Would you extract the whole listing below and retype it exactly?

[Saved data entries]
━━━━━━━━━━━━━━━━
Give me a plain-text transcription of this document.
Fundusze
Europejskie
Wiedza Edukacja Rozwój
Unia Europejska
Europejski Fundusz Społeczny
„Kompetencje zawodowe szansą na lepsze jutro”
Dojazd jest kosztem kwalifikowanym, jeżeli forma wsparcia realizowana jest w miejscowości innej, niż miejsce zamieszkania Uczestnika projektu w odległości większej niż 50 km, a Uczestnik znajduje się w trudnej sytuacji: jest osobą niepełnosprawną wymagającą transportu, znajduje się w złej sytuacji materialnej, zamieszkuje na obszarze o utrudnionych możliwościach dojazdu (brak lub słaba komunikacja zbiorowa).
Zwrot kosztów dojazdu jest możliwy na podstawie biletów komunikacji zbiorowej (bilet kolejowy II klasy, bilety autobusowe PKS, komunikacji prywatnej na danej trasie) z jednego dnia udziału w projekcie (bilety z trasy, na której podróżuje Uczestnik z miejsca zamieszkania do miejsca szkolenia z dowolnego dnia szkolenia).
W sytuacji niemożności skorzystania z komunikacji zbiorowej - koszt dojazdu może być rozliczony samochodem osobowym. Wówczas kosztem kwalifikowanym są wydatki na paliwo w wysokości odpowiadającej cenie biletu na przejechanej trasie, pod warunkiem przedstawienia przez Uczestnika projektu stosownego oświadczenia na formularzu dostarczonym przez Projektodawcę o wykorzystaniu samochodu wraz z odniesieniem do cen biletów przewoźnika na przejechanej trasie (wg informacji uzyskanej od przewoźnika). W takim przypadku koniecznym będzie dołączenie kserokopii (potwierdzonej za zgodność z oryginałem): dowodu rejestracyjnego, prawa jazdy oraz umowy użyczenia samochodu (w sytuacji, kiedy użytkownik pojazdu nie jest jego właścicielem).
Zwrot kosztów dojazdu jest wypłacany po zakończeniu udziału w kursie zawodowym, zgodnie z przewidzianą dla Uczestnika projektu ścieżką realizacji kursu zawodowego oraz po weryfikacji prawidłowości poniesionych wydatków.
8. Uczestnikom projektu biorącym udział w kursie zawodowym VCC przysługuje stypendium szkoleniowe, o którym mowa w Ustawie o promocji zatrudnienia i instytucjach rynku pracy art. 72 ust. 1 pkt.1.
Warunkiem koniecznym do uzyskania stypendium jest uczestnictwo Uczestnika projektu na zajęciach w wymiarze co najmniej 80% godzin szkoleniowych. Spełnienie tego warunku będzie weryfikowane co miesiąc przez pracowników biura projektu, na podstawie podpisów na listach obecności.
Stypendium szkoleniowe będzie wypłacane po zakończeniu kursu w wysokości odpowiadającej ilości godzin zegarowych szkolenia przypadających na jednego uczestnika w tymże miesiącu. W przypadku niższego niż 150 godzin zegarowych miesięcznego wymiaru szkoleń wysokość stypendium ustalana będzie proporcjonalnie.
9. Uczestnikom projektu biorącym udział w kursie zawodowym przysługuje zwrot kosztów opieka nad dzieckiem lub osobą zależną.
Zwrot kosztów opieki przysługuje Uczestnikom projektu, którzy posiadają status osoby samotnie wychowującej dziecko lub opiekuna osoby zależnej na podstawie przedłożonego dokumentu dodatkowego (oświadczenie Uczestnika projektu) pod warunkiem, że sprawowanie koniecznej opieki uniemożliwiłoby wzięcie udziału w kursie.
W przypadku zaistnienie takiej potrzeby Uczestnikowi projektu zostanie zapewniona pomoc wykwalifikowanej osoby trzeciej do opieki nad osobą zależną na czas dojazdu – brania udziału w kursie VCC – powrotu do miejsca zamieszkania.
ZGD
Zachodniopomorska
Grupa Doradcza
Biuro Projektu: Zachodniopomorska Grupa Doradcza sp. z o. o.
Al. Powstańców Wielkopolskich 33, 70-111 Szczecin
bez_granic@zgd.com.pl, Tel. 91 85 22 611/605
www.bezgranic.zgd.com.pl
━━━━━━━━━━━━━━━━
* Full solution *
Give me a plain-text transcription of this document.
Fundusze
Europejskie
Wiedza Edukacja Rozwój
Unia Europejska
Europejski Fundusz Społeczny
„Kompetencje zawodowe szansą na lepsze jutro”
Dojazd jest kosztem kwalifikowanym, jeżeli forma wsparcia realizowana jest w miejscowości innej, niż miejsce zamieszkania Uczestnika projektu w odległości większej niż 50 km, a Uczestnik znajduje się w trudnej sytuacji: jest osobą niepełnosprawną wymagającą transportu, znajduje się w złej sytuacji materialnej, zamieszkuje na obszarze o utrudnionych możliwościach dojazdu (brak lub słaba komunikacja zbiorowa).
Zwrot kosztów dojazdu jest możliwy na podstawie biletów komunikacji zbiorowej (bilet kolejowy II klasy, bilety autobusowe PKS, komunikacji prywatnej na danej trasie) z jednego dnia udziału w projekcie (bilety z trasy, na której podróżuje Uczestnik z miejsca zamieszkania do miejsca szkolenia z dowolnego dnia szkolenia).
W sytuacji niemożności skorzystania z komunikacji zbiorowej - koszt dojazdu może być rozliczony samochodem osobowym. Wówczas kosztem kwalifikowanym są wydatki na paliwo w wysokości odpowiadającej cenie biletu na przejechanej trasie, pod warunkiem przedstawienia przez Uczestnika projektu stosownego oświadczenia na formularzu dostarczonym przez Projektodawcę o wykorzystaniu samochodu wraz z odniesieniem do cen biletów przewoźnika na przejechanej trasie (wg informacji uzyskanej od przewoźnika). W takim przypadku koniecznym będzie dołączenie kserokopii (potwierdzonej za zgodność z oryginałem): dowodu rejestracyjnego, prawa jazdy oraz umowy użyczenia samochodu (w sytuacji, kiedy użytkownik pojazdu nie jest jego właścicielem).
Zwrot kosztów dojazdu jest wypłacany po zakończeniu udziału w kursie zawodowym, zgodnie z przewidzianą dla Uczestnika projektu ścieżką realizacji kursu zawodowego oraz po weryfikacji prawidłowości poniesionych wydatków.
8. Uczestnikom projektu biorącym udział w kursie zawodowym VCC przysługuje stypendium szkoleniowe, o którym mowa w Ustawie o promocji zatrudnienia i instytucjach rynku pracy art. 72 ust. 1 pkt.1.
Warunkiem koniecznym do uzyskania stypendium jest uczestnictwo Uczestnika projektu na zajęciach w wymiarze co najmniej 80% godzin szkoleniowych. Spełnienie tego warunku będzie weryfikowane co miesiąc przez pracowników biura projektu, na podstawie podpisów na listach obecności.
Stypendium szkoleniowe będzie wypłacane po zakończeniu kursu w wysokości odpowiadającej ilości godzin zegarowych szkolenia przypadających na jednego uczestnika w tymże miesiącu. W przypadku niższego niż 150 godzin zegarowych miesięcznego wymiaru szkoleń wysokość stypendium ustalana będzie proporcjonalnie.
9. Uczestnikom projektu biorącym udział w kursie zawodowym przysługuje zwrot kosztów opieka nad dzieckiem lub osobą zależną.
Zwrot kosztów opieki przysługuje Uczestnikom projektu, którzy posiadają status osoby samotnie wychowującej dziecko lub opiekuna osoby zależnej na podstawie przedłożonego dokumentu dodatkowego (oświadczenie Uczestnika projektu) pod warunkiem, że sprawowanie koniecznej opieki uniemożliwiłoby wzięcie udziału w kursie.
W przypadku zaistnienie takiej potrzeby Uczestnikowi projektu zostanie zapewniona pomoc wykwalifikowanej osoby trzeciej do opieki nad osobą zależną na czas dojazdu – brania udziału w kursie VCC – powrotu do miejsca zamieszkania.
ZGD
Zachodniopomorska
Grupa Doradcza
Biuro Projektu: Zachodniopomorska Grupa Doradcza sp. z o. o.
Al. Powstańców Wielkopolskich 33, 70-111 Szczecin
bez_granic@zgd.com.pl, Tel. 91 85 22 611/605
www.bezgranic.zgd.com.pl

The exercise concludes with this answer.